Exercise task
Please report every line from the material that contains the word "Cash".

>> BEGIN Data supplied

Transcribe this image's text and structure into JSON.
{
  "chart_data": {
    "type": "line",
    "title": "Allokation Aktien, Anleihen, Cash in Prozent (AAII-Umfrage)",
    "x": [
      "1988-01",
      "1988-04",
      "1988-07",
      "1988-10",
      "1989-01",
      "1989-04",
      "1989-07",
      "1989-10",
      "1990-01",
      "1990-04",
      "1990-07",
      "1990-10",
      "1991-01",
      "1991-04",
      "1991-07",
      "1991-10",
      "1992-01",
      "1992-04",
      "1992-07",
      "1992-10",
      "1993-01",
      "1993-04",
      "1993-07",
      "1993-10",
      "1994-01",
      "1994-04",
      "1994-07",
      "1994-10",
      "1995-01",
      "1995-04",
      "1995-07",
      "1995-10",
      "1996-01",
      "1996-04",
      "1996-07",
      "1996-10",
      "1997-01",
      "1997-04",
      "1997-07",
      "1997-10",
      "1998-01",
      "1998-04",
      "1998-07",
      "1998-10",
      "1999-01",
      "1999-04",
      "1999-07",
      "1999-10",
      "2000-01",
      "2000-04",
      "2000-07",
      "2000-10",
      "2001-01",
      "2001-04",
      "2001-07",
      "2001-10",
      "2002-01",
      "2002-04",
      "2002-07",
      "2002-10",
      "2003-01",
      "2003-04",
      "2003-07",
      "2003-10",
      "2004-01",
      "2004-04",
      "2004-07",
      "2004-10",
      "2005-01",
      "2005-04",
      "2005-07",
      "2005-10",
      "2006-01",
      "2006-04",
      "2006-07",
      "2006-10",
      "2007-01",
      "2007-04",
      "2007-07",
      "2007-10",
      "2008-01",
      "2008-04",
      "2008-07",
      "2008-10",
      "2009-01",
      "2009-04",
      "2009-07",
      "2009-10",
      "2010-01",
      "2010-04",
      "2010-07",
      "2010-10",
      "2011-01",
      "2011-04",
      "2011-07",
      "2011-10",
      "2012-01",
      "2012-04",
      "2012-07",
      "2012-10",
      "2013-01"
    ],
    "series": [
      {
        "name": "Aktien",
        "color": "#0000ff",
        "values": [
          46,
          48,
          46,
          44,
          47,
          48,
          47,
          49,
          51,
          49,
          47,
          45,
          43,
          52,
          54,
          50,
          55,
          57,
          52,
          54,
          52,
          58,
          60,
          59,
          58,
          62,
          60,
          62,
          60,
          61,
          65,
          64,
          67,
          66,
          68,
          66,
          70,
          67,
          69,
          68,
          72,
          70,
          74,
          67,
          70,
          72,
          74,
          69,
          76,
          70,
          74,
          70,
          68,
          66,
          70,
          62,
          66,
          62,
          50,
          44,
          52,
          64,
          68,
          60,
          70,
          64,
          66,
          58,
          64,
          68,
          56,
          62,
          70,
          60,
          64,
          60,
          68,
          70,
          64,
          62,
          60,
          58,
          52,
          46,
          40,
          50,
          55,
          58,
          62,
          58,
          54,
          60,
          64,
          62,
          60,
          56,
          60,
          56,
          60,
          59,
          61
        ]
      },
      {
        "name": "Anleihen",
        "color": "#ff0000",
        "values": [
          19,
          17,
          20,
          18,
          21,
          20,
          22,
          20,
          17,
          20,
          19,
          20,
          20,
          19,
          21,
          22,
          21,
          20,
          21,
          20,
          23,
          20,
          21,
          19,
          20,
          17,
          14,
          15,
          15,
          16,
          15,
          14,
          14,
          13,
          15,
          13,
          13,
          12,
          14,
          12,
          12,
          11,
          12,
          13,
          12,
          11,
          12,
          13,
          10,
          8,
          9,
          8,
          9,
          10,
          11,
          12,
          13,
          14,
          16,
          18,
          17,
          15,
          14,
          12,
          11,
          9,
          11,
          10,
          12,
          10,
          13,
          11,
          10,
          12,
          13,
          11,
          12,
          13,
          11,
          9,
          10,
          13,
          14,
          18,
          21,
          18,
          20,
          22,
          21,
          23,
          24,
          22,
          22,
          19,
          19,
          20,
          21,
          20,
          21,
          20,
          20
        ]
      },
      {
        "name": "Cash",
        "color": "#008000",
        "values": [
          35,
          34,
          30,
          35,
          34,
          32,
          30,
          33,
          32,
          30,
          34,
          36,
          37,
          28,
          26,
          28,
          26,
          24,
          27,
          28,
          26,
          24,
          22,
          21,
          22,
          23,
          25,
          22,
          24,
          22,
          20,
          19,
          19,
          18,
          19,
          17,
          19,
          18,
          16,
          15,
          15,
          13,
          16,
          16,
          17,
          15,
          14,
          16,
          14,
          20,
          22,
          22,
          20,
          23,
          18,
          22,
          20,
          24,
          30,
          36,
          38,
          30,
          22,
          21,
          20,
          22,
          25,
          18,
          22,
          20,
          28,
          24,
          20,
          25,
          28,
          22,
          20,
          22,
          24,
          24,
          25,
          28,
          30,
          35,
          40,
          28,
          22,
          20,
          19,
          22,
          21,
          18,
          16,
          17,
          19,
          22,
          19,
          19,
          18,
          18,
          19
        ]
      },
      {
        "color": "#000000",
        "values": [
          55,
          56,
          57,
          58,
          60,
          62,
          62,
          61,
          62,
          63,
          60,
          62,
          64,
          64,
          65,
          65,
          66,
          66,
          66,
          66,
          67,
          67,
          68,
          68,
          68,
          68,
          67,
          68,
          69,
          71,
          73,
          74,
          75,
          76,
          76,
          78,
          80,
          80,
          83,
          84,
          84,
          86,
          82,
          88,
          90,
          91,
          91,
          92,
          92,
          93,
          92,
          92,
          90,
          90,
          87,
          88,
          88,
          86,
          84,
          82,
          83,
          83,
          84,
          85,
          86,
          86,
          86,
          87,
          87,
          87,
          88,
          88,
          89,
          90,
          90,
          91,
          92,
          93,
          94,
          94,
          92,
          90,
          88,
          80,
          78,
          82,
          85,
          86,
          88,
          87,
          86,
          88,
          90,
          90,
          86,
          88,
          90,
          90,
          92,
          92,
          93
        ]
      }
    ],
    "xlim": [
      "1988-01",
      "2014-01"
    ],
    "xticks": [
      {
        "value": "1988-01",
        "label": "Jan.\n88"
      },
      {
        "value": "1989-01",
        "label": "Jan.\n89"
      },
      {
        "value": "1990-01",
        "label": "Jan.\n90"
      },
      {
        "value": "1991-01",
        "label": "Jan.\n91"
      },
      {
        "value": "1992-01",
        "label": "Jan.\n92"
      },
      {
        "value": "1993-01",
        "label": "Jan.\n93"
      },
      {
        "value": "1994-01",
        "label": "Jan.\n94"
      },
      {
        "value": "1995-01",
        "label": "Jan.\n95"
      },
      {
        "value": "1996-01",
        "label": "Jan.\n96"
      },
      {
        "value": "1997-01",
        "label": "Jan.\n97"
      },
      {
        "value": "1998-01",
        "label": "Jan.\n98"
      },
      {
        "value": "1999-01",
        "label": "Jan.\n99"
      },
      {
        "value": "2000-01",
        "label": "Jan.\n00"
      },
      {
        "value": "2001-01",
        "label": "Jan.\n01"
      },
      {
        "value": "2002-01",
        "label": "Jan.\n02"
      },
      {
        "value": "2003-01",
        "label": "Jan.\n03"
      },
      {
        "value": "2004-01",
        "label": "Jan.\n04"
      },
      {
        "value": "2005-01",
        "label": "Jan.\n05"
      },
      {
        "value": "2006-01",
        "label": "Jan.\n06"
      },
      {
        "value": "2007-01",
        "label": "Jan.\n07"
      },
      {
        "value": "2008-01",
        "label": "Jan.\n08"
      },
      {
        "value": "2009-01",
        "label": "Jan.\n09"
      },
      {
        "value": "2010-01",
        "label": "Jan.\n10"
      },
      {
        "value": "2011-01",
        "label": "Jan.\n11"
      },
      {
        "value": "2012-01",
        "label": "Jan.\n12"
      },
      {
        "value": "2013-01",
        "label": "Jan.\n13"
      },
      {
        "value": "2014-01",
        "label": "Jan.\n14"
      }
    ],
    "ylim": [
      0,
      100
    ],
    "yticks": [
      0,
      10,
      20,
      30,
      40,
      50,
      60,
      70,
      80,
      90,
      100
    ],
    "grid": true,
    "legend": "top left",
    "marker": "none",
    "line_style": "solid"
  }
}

>> END Data supplied

Full response
    "title": "Allokation Aktien, Anleihen, Cash in Prozent (AAII-Umfrage)",
        "name": "Cash",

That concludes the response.